**Exercise**
Can you write out all the lines word for word, with no pictures?

**Records from a collection of figures**
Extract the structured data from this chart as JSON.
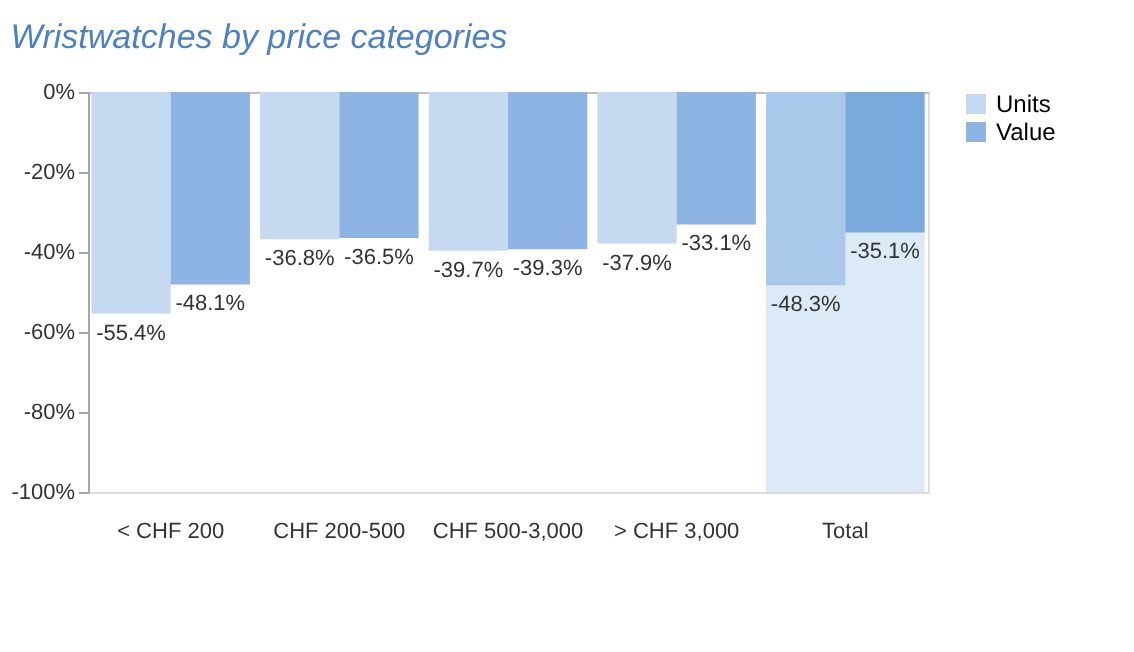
{
  "chart_data": {
    "type": "bar",
    "title": "Wristwatches by price categories",
    "categories": [
      "< CHF 200",
      "CHF 200-500",
      "CHF 500-3,000",
      "> CHF 3,000",
      "Total"
    ],
    "series": [
      {
        "name": "Units",
        "color": "#c5d9f1",
        "colors": [
          "#c5d9f1",
          "#c5d9f1",
          "#c5d9f1",
          "#c5d9f1",
          "#a9c8ea"
        ],
        "values": [
          -55.4,
          -36.8,
          -39.7,
          -37.9,
          -48.3
        ],
        "value_labels": [
          "-55.4%",
          "-36.8%",
          "-39.7%",
          "-37.9%",
          "-48.3%"
        ]
      },
      {
        "name": "Value",
        "color": "#8db4e2",
        "colors": [
          "#8db4e2",
          "#8db4e2",
          "#8db4e2",
          "#8db4e2",
          "#7aaadd"
        ],
        "values": [
          -48.1,
          -36.5,
          -39.3,
          -33.1,
          -35.1
        ],
        "value_labels": [
          "-48.1%",
          "-36.5%",
          "-39.3%",
          "-33.1%",
          "-35.1%"
        ]
      }
    ],
    "bands": [
      {
        "axis": "x",
        "from": "Total",
        "to": "Total",
        "color": "#dce9f6"
      }
    ],
    "ylim": [
      -100,
      0
    ],
    "yticks": [
      {
        "value": -100,
        "label": "-100%"
      },
      {
        "value": -80,
        "label": "-80%"
      },
      {
        "value": -60,
        "label": "-60%"
      },
      {
        "value": -40,
        "label": "-40%"
      },
      {
        "value": -20,
        "label": "-20%"
      },
      {
        "value": 0,
        "label": "0%"
      }
    ],
    "grid": false,
    "legend": "right"
  }
}
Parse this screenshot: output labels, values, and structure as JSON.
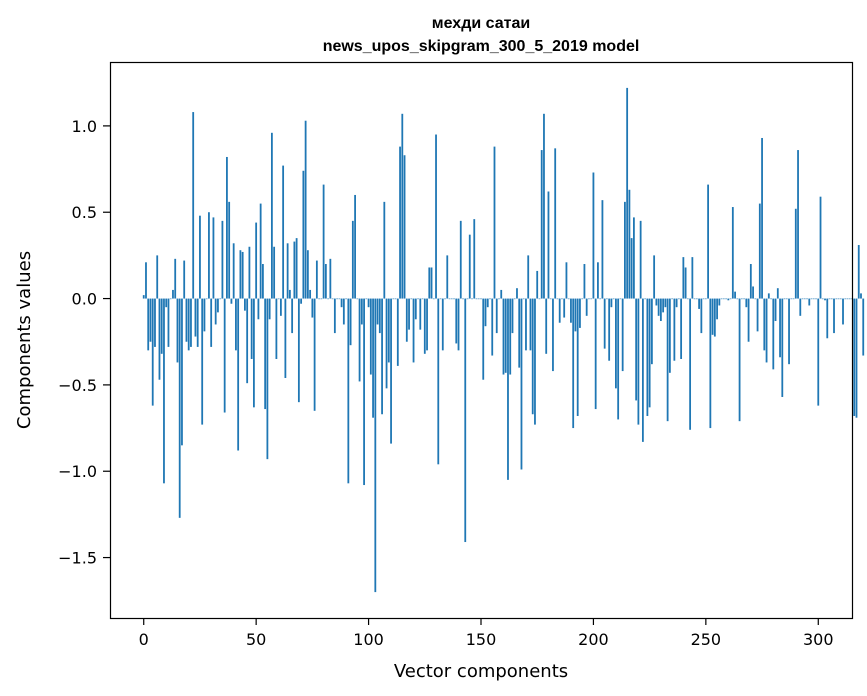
{
  "chart_data": {
    "type": "bar",
    "title": "мехди сатаи",
    "subtitle": "news_upos_skipgram_300_5_2019 model",
    "xlabel": "Vector components",
    "ylabel": "Components values",
    "xlim": [
      -15,
      315
    ],
    "ylim": [
      -1.85,
      1.37
    ],
    "xticks": [
      0,
      50,
      100,
      150,
      200,
      250,
      300
    ],
    "xtick_labels": [
      "0",
      "50",
      "100",
      "150",
      "200",
      "250",
      "300"
    ],
    "yticks": [
      -1.5,
      -1.0,
      -0.5,
      0.0,
      0.5,
      1.0
    ],
    "ytick_labels": [
      "−1.5",
      "−1.0",
      "−0.5",
      "0.0",
      "0.5",
      "1.0"
    ],
    "grid": false,
    "bar_color": "#1f77b4",
    "x_start": 0,
    "values": [
      0.02,
      0.21,
      -0.3,
      -0.25,
      -0.62,
      -0.28,
      0.25,
      -0.47,
      -0.32,
      -1.07,
      -0.05,
      -0.28,
      0.0,
      0.05,
      0.23,
      -0.37,
      -1.27,
      -0.85,
      0.22,
      -0.25,
      -0.3,
      -0.28,
      1.08,
      -0.22,
      -0.28,
      0.48,
      -0.73,
      -0.19,
      0.0,
      0.5,
      -0.28,
      0.47,
      -0.15,
      -0.08,
      0.0,
      0.45,
      -0.66,
      0.82,
      0.56,
      -0.03,
      0.32,
      -0.3,
      -0.88,
      0.28,
      0.27,
      -0.07,
      -0.49,
      0.3,
      -0.35,
      -0.63,
      0.44,
      -0.12,
      0.55,
      0.2,
      -0.64,
      -0.93,
      -0.12,
      0.96,
      0.3,
      -0.35,
      0.0,
      -0.1,
      0.77,
      -0.46,
      0.32,
      0.05,
      -0.2,
      0.33,
      0.35,
      -0.6,
      -0.03,
      0.74,
      1.03,
      0.28,
      0.05,
      -0.11,
      -0.65,
      0.22,
      0.0,
      0.0,
      0.66,
      0.2,
      0.0,
      0.23,
      0.0,
      -0.2,
      0.0,
      0.0,
      -0.05,
      -0.15,
      0.0,
      -1.07,
      -0.27,
      0.45,
      0.6,
      0.0,
      -0.48,
      -0.15,
      -1.08,
      0.0,
      -0.05,
      -0.44,
      -0.69,
      -1.7,
      -0.15,
      -0.2,
      -0.67,
      0.56,
      -0.52,
      -0.37,
      -0.84,
      0.0,
      0.0,
      -0.39,
      0.88,
      1.07,
      0.83,
      -0.25,
      -0.18,
      0.0,
      -0.37,
      -0.12,
      0.0,
      -0.18,
      0.0,
      -0.32,
      -0.3,
      0.18,
      0.18,
      0.0,
      0.95,
      -0.96,
      0.0,
      -0.3,
      0.0,
      0.25,
      0.0,
      0.0,
      0.0,
      -0.26,
      -0.3,
      0.45,
      0.0,
      -1.41,
      0.0,
      0.37,
      0.0,
      0.46,
      0.0,
      0.0,
      0.0,
      -0.47,
      -0.16,
      -0.05,
      0.0,
      -0.33,
      0.88,
      -0.2,
      0.0,
      0.05,
      -0.44,
      -0.43,
      -1.05,
      -0.44,
      -0.2,
      0.0,
      0.06,
      -0.4,
      -0.99,
      0.0,
      -0.3,
      0.25,
      -0.3,
      -0.67,
      -0.73,
      0.16,
      0.0,
      0.86,
      1.07,
      -0.32,
      0.62,
      0.0,
      -0.42,
      0.87,
      0.0,
      -0.14,
      0.0,
      -0.11,
      0.21,
      0.0,
      -0.14,
      -0.75,
      -0.19,
      -0.68,
      -0.17,
      0.0,
      0.2,
      -0.1,
      0.0,
      0.0,
      0.73,
      -0.64,
      0.21,
      0.0,
      0.57,
      -0.29,
      0.0,
      -0.36,
      -0.05,
      0.0,
      -0.52,
      -0.7,
      0.0,
      -0.42,
      0.56,
      1.22,
      0.63,
      0.35,
      0.47,
      -0.59,
      -0.73,
      0.45,
      -0.83,
      0.0,
      -0.68,
      -0.63,
      -0.38,
      0.25,
      -0.04,
      -0.1,
      -0.13,
      -0.08,
      -0.05,
      -0.71,
      -0.43,
      0.0,
      -0.36,
      -0.05,
      0.0,
      -0.35,
      0.24,
      0.18,
      0.0,
      -0.76,
      0.24,
      0.0,
      0.0,
      -0.06,
      -0.2,
      0.0,
      0.0,
      0.66,
      -0.75,
      -0.21,
      -0.22,
      -0.12,
      -0.04,
      0.0,
      0.0,
      0.0,
      -0.01,
      0.0,
      0.53,
      0.04,
      0.0,
      -0.71,
      0.0,
      0.0,
      -0.05,
      -0.25,
      0.2,
      0.07,
      0.0,
      -0.19,
      0.55,
      0.93,
      -0.3,
      -0.37,
      0.03,
      0.0,
      -0.41,
      -0.13,
      0.06,
      -0.34,
      -0.57,
      0.0,
      0.0,
      -0.38,
      0.0,
      0.0,
      0.52,
      0.86,
      -0.1,
      0.0,
      0.0,
      0.0,
      -0.04,
      0.0,
      0.0,
      0.0,
      -0.62,
      0.59,
      0.0,
      -0.01,
      -0.23,
      0.0,
      0.0,
      -0.2,
      0.0,
      0.0,
      0.0,
      -0.15,
      0.0,
      0.0,
      0.0,
      0.0,
      -0.68,
      -0.69,
      0.31,
      0.03,
      -0.33
    ]
  }
}
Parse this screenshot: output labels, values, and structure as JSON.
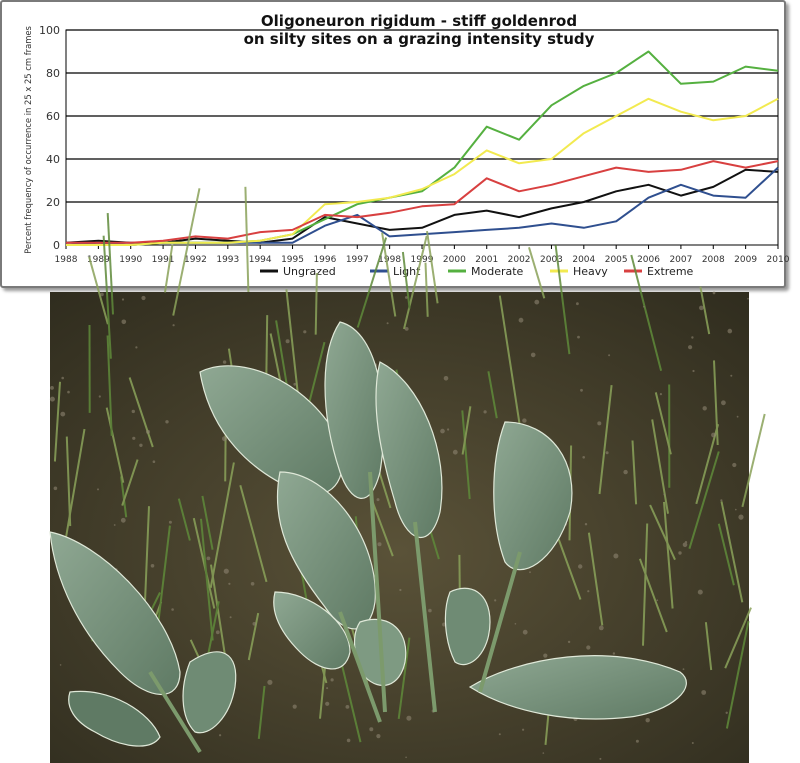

**Result of this exercise**
Extract the structured data from this chart as JSON.
{
  "chart_data": {
    "type": "bar",
    "title": "Wristwatches by price categories",
    "categories": [
      "< CHF 200",
      "CHF 200-500",
      "CHF 500-3,000",
      "> CHF 3,000",
      "Total"
    ],
    "series": [
      {
        "name": "Units",
        "color": "#c5d9f1",
        "colors": [
          "#c5d9f1",
          "#c5d9f1",
          "#c5d9f1",
          "#c5d9f1",
          "#a9c8ea"
        ],
        "values": [
          -55.4,
          -36.8,
          -39.7,
          -37.9,
          -48.3
        ],
        "value_labels": [
          "-55.4%",
          "-36.8%",
          "-39.7%",
          "-37.9%",
          "-48.3%"
        ]
      },
      {
        "name": "Value",
        "color": "#8db4e2",
        "colors": [
          "#8db4e2",
          "#8db4e2",
          "#8db4e2",
          "#8db4e2",
          "#7aaadd"
        ],
        "values": [
          -48.1,
          -36.5,
          -39.3,
          -33.1,
          -35.1
        ],
        "value_labels": [
          "-48.1%",
          "-36.5%",
          "-39.3%",
          "-33.1%",
          "-35.1%"
        ]
      }
    ],
    "bands": [
      {
        "axis": "x",
        "from": "Total",
        "to": "Total",
        "color": "#dce9f6"
      }
    ],
    "ylim": [
      -100,
      0
    ],
    "yticks": [
      {
        "value": -100,
        "label": "-100%"
      },
      {
        "value": -80,
        "label": "-80%"
      },
      {
        "value": -60,
        "label": "-60%"
      },
      {
        "value": -40,
        "label": "-40%"
      },
      {
        "value": -20,
        "label": "-20%"
      },
      {
        "value": 0,
        "label": "0%"
      }
    ],
    "grid": false,
    "legend": "right"
  }
}
Parse this screenshot: output labels, values, and structure as JSON.
{
  "chart_data": {
    "type": "bar",
    "title": "мехди сатаи",
    "subtitle": "news_upos_skipgram_300_5_2019 model",
    "xlabel": "Vector components",
    "ylabel": "Components values",
    "xlim": [
      -15,
      315
    ],
    "ylim": [
      -1.85,
      1.37
    ],
    "xticks": [
      0,
      50,
      100,
      150,
      200,
      250,
      300
    ],
    "xtick_labels": [
      "0",
      "50",
      "100",
      "150",
      "200",
      "250",
      "300"
    ],
    "yticks": [
      -1.5,
      -1.0,
      -0.5,
      0.0,
      0.5,
      1.0
    ],
    "ytick_labels": [
      "−1.5",
      "−1.0",
      "−0.5",
      "0.0",
      "0.5",
      "1.0"
    ],
    "grid": false,
    "bar_color": "#1f77b4",
    "x_start": 0,
    "values": [
      0.02,
      0.21,
      -0.3,
      -0.25,
      -0.62,
      -0.28,
      0.25,
      -0.47,
      -0.32,
      -1.07,
      -0.05,
      -0.28,
      0.0,
      0.05,
      0.23,
      -0.37,
      -1.27,
      -0.85,
      0.22,
      -0.25,
      -0.3,
      -0.28,
      1.08,
      -0.22,
      -0.28,
      0.48,
      -0.73,
      -0.19,
      0.0,
      0.5,
      -0.28,
      0.47,
      -0.15,
      -0.08,
      0.0,
      0.45,
      -0.66,
      0.82,
      0.56,
      -0.03,
      0.32,
      -0.3,
      -0.88,
      0.28,
      0.27,
      -0.07,
      -0.49,
      0.3,
      -0.35,
      -0.63,
      0.44,
      -0.12,
      0.55,
      0.2,
      -0.64,
      -0.93,
      -0.12,
      0.96,
      0.3,
      -0.35,
      0.0,
      -0.1,
      0.77,
      -0.46,
      0.32,
      0.05,
      -0.2,
      0.33,
      0.35,
      -0.6,
      -0.03,
      0.74,
      1.03,
      0.28,
      0.05,
      -0.11,
      -0.65,
      0.22,
      0.0,
      0.0,
      0.66,
      0.2,
      0.0,
      0.23,
      0.0,
      -0.2,
      0.0,
      0.0,
      -0.05,
      -0.15,
      0.0,
      -1.07,
      -0.27,
      0.45,
      0.6,
      0.0,
      -0.48,
      -0.15,
      -1.08,
      0.0,
      -0.05,
      -0.44,
      -0.69,
      -1.7,
      -0.15,
      -0.2,
      -0.67,
      0.56,
      -0.52,
      -0.37,
      -0.84,
      0.0,
      0.0,
      -0.39,
      0.88,
      1.07,
      0.83,
      -0.25,
      -0.18,
      0.0,
      -0.37,
      -0.12,
      0.0,
      -0.18,
      0.0,
      -0.32,
      -0.3,
      0.18,
      0.18,
      0.0,
      0.95,
      -0.96,
      0.0,
      -0.3,
      0.0,
      0.25,
      0.0,
      0.0,
      0.0,
      -0.26,
      -0.3,
      0.45,
      0.0,
      -1.41,
      0.0,
      0.37,
      0.0,
      0.46,
      0.0,
      0.0,
      0.0,
      -0.47,
      -0.16,
      -0.05,
      0.0,
      -0.33,
      0.88,
      -0.2,
      0.0,
      0.05,
      -0.44,
      -0.43,
      -1.05,
      -0.44,
      -0.2,
      0.0,
      0.06,
      -0.4,
      -0.99,
      0.0,
      -0.3,
      0.25,
      -0.3,
      -0.67,
      -0.73,
      0.16,
      0.0,
      0.86,
      1.07,
      -0.32,
      0.62,
      0.0,
      -0.42,
      0.87,
      0.0,
      -0.14,
      0.0,
      -0.11,
      0.21,
      0.0,
      -0.14,
      -0.75,
      -0.19,
      -0.68,
      -0.17,
      0.0,
      0.2,
      -0.1,
      0.0,
      0.0,
      0.73,
      -0.64,
      0.21,
      0.0,
      0.57,
      -0.29,
      0.0,
      -0.36,
      -0.05,
      0.0,
      -0.52,
      -0.7,
      0.0,
      -0.42,
      0.56,
      1.22,
      0.63,
      0.35,
      0.47,
      -0.59,
      -0.73,
      0.45,
      -0.83,
      0.0,
      -0.68,
      -0.63,
      -0.38,
      0.25,
      -0.04,
      -0.1,
      -0.13,
      -0.08,
      -0.05,
      -0.71,
      -0.43,
      0.0,
      -0.36,
      -0.05,
      0.0,
      -0.35,
      0.24,
      0.18,
      0.0,
      -0.76,
      0.24,
      0.0,
      0.0,
      -0.06,
      -0.2,
      0.0,
      0.0,
      0.66,
      -0.75,
      -0.21,
      -0.22,
      -0.12,
      -0.04,
      0.0,
      0.0,
      0.0,
      -0.01,
      0.0,
      0.53,
      0.04,
      0.0,
      -0.71,
      0.0,
      0.0,
      -0.05,
      -0.25,
      0.2,
      0.07,
      0.0,
      -0.19,
      0.55,
      0.93,
      -0.3,
      -0.37,
      0.03,
      0.0,
      -0.41,
      -0.13,
      0.06,
      -0.34,
      -0.57,
      0.0,
      0.0,
      -0.38,
      0.0,
      0.0,
      0.52,
      0.86,
      -0.1,
      0.0,
      0.0,
      0.0,
      -0.04,
      0.0,
      0.0,
      0.0,
      -0.62,
      0.59,
      0.0,
      -0.01,
      -0.23,
      0.0,
      0.0,
      -0.2,
      0.0,
      0.0,
      0.0,
      -0.15,
      0.0,
      0.0,
      0.0,
      0.0,
      -0.68,
      -0.69,
      0.31,
      0.03,
      -0.33
    ]
  }
}
Parse this screenshot: output labels, values, and structure as JSON.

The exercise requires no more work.